** WHAT TO WORK ON **
Print the listing below in its entirety, character for character.

Begin

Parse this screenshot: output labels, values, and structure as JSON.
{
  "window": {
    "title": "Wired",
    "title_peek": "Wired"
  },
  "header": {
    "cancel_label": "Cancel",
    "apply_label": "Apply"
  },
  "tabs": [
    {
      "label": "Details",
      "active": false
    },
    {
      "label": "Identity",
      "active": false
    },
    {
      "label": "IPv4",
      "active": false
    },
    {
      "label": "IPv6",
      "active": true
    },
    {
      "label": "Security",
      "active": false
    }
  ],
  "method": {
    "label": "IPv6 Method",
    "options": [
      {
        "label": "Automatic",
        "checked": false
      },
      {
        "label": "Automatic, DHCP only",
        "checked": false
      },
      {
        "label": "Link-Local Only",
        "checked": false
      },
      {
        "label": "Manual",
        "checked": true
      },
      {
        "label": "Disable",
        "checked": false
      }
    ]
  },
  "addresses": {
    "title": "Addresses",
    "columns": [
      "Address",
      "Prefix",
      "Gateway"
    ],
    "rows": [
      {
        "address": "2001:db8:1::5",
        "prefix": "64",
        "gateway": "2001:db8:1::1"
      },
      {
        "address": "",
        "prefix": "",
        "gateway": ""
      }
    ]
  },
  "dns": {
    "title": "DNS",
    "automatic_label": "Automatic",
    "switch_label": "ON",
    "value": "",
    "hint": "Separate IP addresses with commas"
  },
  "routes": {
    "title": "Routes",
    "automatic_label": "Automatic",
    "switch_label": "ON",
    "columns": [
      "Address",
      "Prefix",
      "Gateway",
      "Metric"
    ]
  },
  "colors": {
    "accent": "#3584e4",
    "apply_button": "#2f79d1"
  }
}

End

** REPLY **
Parse this screenshot: output labels, values, and structure as JSON.
{
  "window": {
    "title": "Wired",
    "title_peek": "Wired"
  },
  "header": {
    "cancel_label": "Cancel",
    "apply_label": "Apply"
  },
  "tabs": [
    {
      "label": "Details",
      "active": false
    },
    {
      "label": "Identity",
      "active": false
    },
    {
      "label": "IPv4",
      "active": false
    },
    {
      "label": "IPv6",
      "active": true
    },
    {
      "label": "Security",
      "active": false
    }
  ],
  "method": {
    "label": "IPv6 Method",
    "options": [
      {
        "label": "Automatic",
        "checked": false
      },
      {
        "label": "Automatic, DHCP only",
        "checked": false
      },
      {
        "label": "Link-Local Only",
        "checked": false
      },
      {
        "label": "Manual",
        "checked": true
      },
      {
        "label": "Disable",
        "checked": false
      }
    ]
  },
  "addresses": {
    "title": "Addresses",
    "columns": [
      "Address",
      "Prefix",
      "Gateway"
    ],
    "rows": [
      {
        "address": "2001:db8:1::5",
        "prefix": "64",
        "gateway": "2001:db8:1::1"
      },
      {
        "address": "",
        "prefix": "",
        "gateway": ""
      }
    ]
  },
  "dns": {
    "title": "DNS",
    "automatic_label": "Automatic",
    "switch_label": "ON",
    "value": "",
    "hint": "Separate IP addresses with commas"
  },
  "routes": {
    "title": "Routes",
    "automatic_label": "Automatic",
    "switch_label": "ON",
    "columns": [
      "Address",
      "Prefix",
      "Gateway",
      "Metric"
    ]
  },
  "colors": {
    "accent": "#3584e4",
    "apply_button": "#2f79d1"
  }
}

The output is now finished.